SUPPLIED DATA
•••
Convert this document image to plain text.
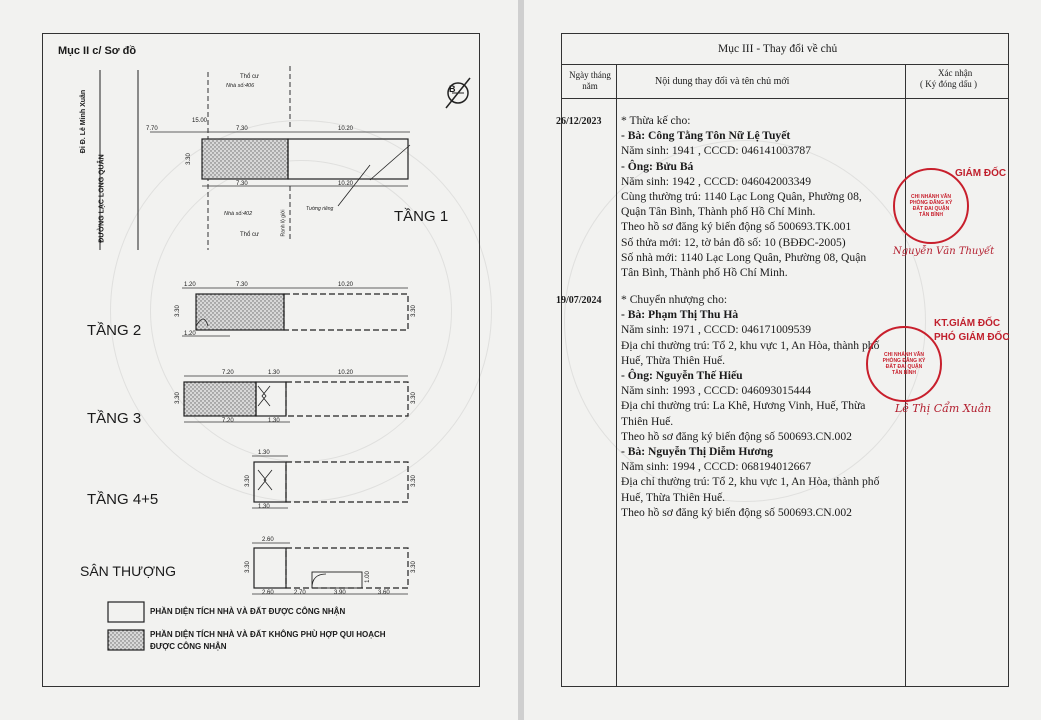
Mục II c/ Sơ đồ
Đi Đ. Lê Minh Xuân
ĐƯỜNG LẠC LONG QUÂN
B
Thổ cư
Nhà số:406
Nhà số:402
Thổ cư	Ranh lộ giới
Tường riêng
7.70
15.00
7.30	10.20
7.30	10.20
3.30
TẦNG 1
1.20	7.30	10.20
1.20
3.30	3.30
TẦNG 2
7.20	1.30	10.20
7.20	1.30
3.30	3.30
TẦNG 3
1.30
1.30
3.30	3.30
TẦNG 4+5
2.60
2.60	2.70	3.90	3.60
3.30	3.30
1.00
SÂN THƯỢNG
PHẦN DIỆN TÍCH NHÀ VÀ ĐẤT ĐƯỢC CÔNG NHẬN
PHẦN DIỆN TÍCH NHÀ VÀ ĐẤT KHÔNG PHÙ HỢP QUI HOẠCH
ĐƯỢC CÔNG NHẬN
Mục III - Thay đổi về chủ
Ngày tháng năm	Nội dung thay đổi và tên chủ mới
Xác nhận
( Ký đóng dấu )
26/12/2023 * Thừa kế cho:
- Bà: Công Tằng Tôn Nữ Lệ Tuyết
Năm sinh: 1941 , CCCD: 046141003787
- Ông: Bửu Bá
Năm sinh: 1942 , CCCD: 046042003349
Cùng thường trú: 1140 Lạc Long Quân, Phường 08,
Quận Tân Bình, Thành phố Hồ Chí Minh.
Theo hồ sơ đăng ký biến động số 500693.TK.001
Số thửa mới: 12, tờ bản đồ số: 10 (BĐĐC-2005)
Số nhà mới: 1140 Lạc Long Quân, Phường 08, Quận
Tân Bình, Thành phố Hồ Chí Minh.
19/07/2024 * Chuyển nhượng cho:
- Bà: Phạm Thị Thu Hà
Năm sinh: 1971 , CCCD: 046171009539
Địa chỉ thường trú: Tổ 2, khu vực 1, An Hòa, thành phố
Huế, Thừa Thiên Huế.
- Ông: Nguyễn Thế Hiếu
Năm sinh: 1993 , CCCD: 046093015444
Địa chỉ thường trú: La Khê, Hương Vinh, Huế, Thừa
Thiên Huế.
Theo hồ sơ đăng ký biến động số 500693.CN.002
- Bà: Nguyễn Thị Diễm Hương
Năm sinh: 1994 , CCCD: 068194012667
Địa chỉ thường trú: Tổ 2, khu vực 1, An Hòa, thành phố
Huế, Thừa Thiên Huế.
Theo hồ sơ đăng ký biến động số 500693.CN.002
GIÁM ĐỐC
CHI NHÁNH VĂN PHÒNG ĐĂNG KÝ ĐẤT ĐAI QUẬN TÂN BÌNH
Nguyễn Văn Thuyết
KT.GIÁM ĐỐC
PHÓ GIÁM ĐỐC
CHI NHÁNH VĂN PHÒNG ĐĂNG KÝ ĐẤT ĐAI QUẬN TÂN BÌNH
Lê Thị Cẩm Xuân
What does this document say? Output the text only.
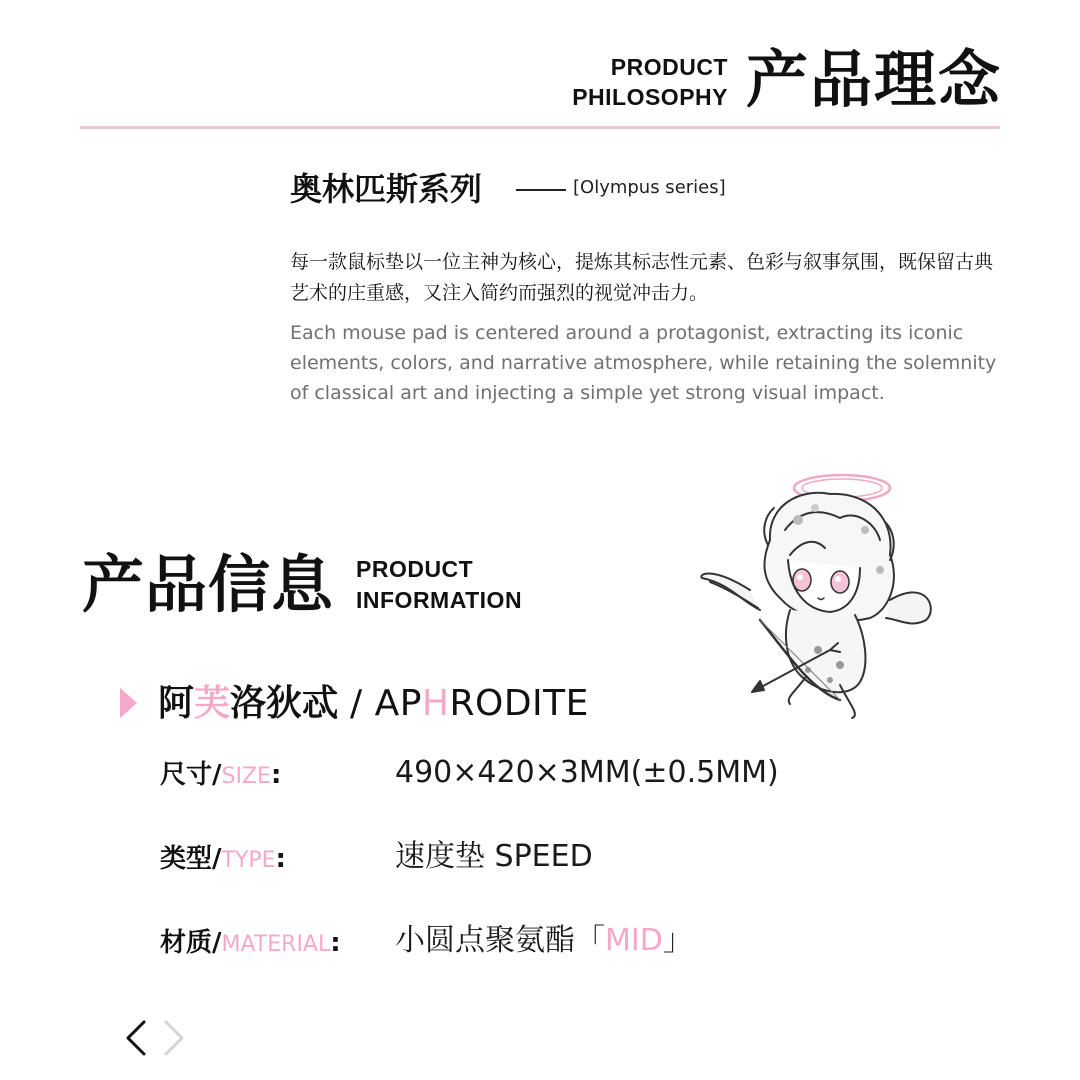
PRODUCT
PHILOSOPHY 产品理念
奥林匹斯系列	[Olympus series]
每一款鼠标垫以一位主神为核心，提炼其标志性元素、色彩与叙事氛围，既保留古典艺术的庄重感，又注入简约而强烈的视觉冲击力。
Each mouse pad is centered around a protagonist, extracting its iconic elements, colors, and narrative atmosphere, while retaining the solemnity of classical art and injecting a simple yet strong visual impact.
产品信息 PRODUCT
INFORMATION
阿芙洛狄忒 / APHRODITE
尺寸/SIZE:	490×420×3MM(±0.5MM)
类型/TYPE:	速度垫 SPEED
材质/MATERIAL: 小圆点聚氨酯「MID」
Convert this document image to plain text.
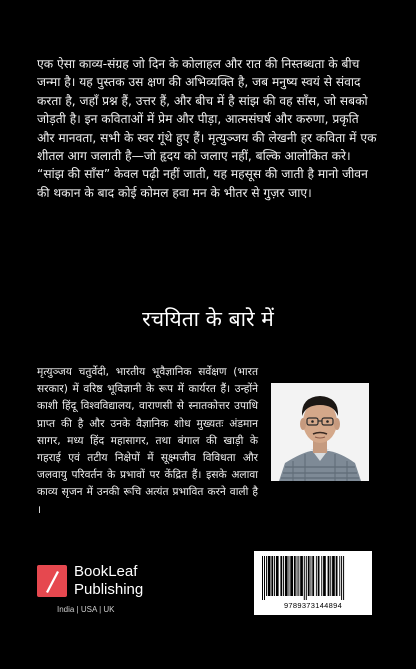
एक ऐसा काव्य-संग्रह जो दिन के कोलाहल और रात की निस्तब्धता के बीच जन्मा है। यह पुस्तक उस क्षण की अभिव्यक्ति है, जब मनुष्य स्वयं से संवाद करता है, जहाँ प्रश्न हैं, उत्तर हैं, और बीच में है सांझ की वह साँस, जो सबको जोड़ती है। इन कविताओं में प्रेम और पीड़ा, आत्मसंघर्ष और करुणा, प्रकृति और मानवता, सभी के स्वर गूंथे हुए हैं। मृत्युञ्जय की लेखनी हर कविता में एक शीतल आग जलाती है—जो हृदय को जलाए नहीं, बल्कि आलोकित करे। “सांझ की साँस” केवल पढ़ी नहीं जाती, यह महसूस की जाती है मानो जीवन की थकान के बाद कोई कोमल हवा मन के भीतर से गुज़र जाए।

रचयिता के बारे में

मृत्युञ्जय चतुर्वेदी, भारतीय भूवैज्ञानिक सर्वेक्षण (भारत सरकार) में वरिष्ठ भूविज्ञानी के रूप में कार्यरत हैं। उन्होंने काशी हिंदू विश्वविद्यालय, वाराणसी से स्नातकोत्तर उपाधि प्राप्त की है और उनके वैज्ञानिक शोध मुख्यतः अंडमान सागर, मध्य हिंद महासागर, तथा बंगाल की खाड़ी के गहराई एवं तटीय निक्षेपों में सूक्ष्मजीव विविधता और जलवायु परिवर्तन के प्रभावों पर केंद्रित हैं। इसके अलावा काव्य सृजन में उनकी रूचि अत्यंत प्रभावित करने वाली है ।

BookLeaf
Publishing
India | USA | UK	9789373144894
•••
REQUIREMENT
Write out all the records again, exactly, minus any pictures.

SOLUTION BELOW
Convert this document image to plain text.
Mục II c/ Sơ đồ
Đi Đ. Lê Minh Xuân
ĐƯỜNG LẠC LONG QUÂN
B
Thổ cư
Nhà số:406
Nhà số:402
Thổ cư	Ranh lộ giới
Tường riêng
7.70
15.00
7.30	10.20
7.30	10.20
3.30
TẦNG 1
1.20	7.30	10.20
1.20
3.30	3.30
TẦNG 2
7.20	1.30	10.20
7.20	1.30
3.30	3.30
TẦNG 3
1.30
1.30
3.30	3.30
TẦNG 4+5
2.60
2.60	2.70	3.90	3.60
3.30	3.30
1.00
SÂN THƯỢNG
PHẦN DIỆN TÍCH NHÀ VÀ ĐẤT ĐƯỢC CÔNG NHẬN
PHẦN DIỆN TÍCH NHÀ VÀ ĐẤT KHÔNG PHÙ HỢP QUI HOẠCH
ĐƯỢC CÔNG NHẬN
Mục III - Thay đổi về chủ
Ngày tháng năm	Nội dung thay đổi và tên chủ mới
Xác nhận
( Ký đóng dấu )
26/12/2023 * Thừa kế cho:
- Bà: Công Tằng Tôn Nữ Lệ Tuyết
Năm sinh: 1941 , CCCD: 046141003787
- Ông: Bửu Bá
Năm sinh: 1942 , CCCD: 046042003349
Cùng thường trú: 1140 Lạc Long Quân, Phường 08,
Quận Tân Bình, Thành phố Hồ Chí Minh.
Theo hồ sơ đăng ký biến động số 500693.TK.001
Số thửa mới: 12, tờ bản đồ số: 10 (BĐĐC-2005)
Số nhà mới: 1140 Lạc Long Quân, Phường 08, Quận
Tân Bình, Thành phố Hồ Chí Minh.
19/07/2024 * Chuyển nhượng cho:
- Bà: Phạm Thị Thu Hà
Năm sinh: 1971 , CCCD: 046171009539
Địa chỉ thường trú: Tổ 2, khu vực 1, An Hòa, thành phố
Huế, Thừa Thiên Huế.
- Ông: Nguyễn Thế Hiếu
Năm sinh: 1993 , CCCD: 046093015444
Địa chỉ thường trú: La Khê, Hương Vinh, Huế, Thừa
Thiên Huế.
Theo hồ sơ đăng ký biến động số 500693.CN.002
- Bà: Nguyễn Thị Diễm Hương
Năm sinh: 1994 , CCCD: 068194012667
Địa chỉ thường trú: Tổ 2, khu vực 1, An Hòa, thành phố
Huế, Thừa Thiên Huế.
Theo hồ sơ đăng ký biến động số 500693.CN.002
GIÁM ĐỐC
CHI NHÁNH VĂN PHÒNG ĐĂNG KÝ ĐẤT ĐAI QUẬN TÂN BÌNH
Nguyễn Văn Thuyết
KT.GIÁM ĐỐC
PHÓ GIÁM ĐỐC
CHI NHÁNH VĂN PHÒNG ĐĂNG KÝ ĐẤT ĐAI QUẬN TÂN BÌNH
Lê Thị Cẩm Xuân
What does this document say? Output the text only.
PRODUCT
PHILOSOPHY 产品理念
奥林匹斯系列	[Olympus series]
每一款鼠标垫以一位主神为核心，提炼其标志性元素、色彩与叙事氛围，既保留古典艺术的庄重感，又注入简约而强烈的视觉冲击力。
Each mouse pad is centered around a protagonist, extracting its iconic elements, colors, and narrative atmosphere, while retaining the solemnity of classical art and injecting a simple yet strong visual impact.
产品信息 PRODUCT
INFORMATION
阿芙洛狄忒 / APHRODITE
尺寸/SIZE:	490×420×3MM(±0.5MM)
类型/TYPE:	速度垫 SPEED
材质/MATERIAL: 小圆点聚氨酯「MID」
Convert this document image to plain text.
एक ऐसा काव्य-संग्रह जो दिन के कोलाहल और रात की निस्तब्धता के बीच जन्मा है। यह पुस्तक उस क्षण की अभिव्यक्ति है, जब मनुष्य स्वयं से संवाद करता है, जहाँ प्रश्न हैं, उत्तर हैं, और बीच में है सांझ की वह साँस, जो सबको जोड़ती है। इन कविताओं में प्रेम और पीड़ा, आत्मसंघर्ष और करुणा, प्रकृति और मानवता, सभी के स्वर गूंथे हुए हैं। मृत्युञ्जय की लेखनी हर कविता में एक शीतल आग जलाती है—जो हृदय को जलाए नहीं, बल्कि आलोकित करे। “सांझ की साँस” केवल पढ़ी नहीं जाती, यह महसूस की जाती है मानो जीवन की थकान के बाद कोई कोमल हवा मन के भीतर से गुज़र जाए।

रचयिता के बारे में

मृत्युञ्जय चतुर्वेदी, भारतीय भूवैज्ञानिक सर्वेक्षण (भारत सरकार) में वरिष्ठ भूविज्ञानी के रूप में कार्यरत हैं। उन्होंने काशी हिंदू विश्वविद्यालय, वाराणसी से स्नातकोत्तर उपाधि प्राप्त की है और उनके वैज्ञानिक शोध मुख्यतः अंडमान सागर, मध्य हिंद महासागर, तथा बंगाल की खाड़ी के गहराई एवं तटीय निक्षेपों में सूक्ष्मजीव विविधता और जलवायु परिवर्तन के प्रभावों पर केंद्रित हैं। इसके अलावा काव्य सृजन में उनकी रूचि अत्यंत प्रभावित करने वाली है ।

BookLeaf
Publishing
India | USA | UK	9789373144894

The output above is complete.